» **Stated goal**:
Comb through the entries for "ElectoPanel" and pull out each line that holds it.

___ Excerpted data ___

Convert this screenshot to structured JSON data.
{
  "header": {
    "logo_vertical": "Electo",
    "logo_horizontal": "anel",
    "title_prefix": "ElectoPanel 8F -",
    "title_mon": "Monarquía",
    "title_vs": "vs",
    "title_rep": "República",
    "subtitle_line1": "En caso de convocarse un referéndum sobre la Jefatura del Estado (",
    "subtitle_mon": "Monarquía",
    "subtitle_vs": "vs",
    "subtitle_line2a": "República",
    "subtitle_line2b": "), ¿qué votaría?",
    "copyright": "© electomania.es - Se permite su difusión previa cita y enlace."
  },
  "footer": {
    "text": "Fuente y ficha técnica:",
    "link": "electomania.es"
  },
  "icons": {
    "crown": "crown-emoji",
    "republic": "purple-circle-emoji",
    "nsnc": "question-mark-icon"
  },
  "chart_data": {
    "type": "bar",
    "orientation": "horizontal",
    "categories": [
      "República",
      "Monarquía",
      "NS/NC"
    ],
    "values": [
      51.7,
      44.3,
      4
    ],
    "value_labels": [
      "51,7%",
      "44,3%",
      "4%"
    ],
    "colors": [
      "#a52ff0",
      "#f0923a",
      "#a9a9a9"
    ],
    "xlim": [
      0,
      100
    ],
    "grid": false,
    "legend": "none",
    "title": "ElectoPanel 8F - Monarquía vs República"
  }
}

___
___ Excerpted data ___

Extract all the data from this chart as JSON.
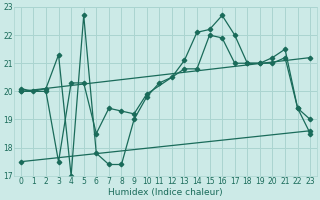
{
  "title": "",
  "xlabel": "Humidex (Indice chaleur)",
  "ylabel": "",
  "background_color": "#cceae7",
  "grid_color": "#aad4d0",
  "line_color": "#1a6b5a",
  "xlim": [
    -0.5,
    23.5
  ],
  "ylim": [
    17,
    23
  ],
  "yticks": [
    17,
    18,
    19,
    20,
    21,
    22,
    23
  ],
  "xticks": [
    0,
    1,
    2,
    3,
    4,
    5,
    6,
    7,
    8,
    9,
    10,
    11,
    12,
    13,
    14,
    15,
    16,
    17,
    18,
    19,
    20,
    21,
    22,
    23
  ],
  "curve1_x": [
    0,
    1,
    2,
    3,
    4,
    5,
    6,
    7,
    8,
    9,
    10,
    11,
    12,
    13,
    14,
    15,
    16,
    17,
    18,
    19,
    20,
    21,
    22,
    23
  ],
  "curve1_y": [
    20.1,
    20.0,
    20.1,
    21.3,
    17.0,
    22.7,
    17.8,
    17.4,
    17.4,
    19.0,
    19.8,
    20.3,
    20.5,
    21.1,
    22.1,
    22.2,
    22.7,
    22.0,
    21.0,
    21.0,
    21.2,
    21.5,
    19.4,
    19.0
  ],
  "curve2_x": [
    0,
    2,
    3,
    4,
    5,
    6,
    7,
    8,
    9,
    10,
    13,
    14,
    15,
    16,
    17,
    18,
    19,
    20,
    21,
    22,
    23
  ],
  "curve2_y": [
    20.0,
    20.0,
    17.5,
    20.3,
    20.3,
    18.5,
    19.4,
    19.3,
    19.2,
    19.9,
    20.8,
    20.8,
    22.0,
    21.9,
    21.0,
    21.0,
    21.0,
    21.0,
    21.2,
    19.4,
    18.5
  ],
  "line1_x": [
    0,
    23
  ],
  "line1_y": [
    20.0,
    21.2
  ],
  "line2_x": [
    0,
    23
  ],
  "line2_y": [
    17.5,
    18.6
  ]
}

___
___ Excerpted data ___

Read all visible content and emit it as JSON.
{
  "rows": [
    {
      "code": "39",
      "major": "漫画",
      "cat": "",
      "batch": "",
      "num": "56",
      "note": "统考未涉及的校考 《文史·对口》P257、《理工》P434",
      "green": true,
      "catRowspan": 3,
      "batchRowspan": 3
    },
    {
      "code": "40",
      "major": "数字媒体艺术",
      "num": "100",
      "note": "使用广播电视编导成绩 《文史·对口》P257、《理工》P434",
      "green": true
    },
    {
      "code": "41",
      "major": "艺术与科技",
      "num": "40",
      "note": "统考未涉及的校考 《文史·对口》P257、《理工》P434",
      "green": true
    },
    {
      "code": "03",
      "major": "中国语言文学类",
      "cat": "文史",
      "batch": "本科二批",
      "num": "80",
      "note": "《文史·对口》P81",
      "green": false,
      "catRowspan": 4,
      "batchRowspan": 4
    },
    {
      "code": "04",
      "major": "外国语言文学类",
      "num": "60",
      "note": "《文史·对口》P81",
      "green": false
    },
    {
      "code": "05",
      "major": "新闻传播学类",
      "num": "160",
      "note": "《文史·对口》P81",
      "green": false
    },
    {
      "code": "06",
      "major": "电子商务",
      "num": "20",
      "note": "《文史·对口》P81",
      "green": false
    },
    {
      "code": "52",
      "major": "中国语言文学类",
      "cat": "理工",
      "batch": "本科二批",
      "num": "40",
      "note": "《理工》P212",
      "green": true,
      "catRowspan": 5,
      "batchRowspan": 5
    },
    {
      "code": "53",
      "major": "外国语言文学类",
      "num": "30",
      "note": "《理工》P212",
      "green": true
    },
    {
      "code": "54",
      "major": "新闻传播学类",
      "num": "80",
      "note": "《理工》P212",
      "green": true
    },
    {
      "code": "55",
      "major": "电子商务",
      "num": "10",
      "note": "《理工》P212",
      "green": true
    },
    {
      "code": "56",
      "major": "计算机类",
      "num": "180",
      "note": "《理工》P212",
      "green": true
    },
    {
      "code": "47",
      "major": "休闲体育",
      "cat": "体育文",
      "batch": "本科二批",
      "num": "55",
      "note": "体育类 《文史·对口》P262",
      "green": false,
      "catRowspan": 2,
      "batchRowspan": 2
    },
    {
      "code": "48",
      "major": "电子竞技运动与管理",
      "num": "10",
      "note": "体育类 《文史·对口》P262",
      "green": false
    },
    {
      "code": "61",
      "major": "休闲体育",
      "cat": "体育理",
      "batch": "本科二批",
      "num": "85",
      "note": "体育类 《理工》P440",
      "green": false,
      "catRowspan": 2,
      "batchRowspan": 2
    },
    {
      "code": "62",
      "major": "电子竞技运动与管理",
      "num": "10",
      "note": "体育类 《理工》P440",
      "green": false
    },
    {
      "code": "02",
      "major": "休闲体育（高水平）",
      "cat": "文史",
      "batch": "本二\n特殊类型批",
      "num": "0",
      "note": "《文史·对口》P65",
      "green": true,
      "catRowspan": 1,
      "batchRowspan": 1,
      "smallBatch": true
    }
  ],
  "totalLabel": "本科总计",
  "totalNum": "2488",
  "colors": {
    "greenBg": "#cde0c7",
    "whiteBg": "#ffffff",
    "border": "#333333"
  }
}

___

» **Answer to this exercise**:
    "title_prefix": "ElectoPanel 8F -",
    "title": "ElectoPanel 8F - Monarquía vs República"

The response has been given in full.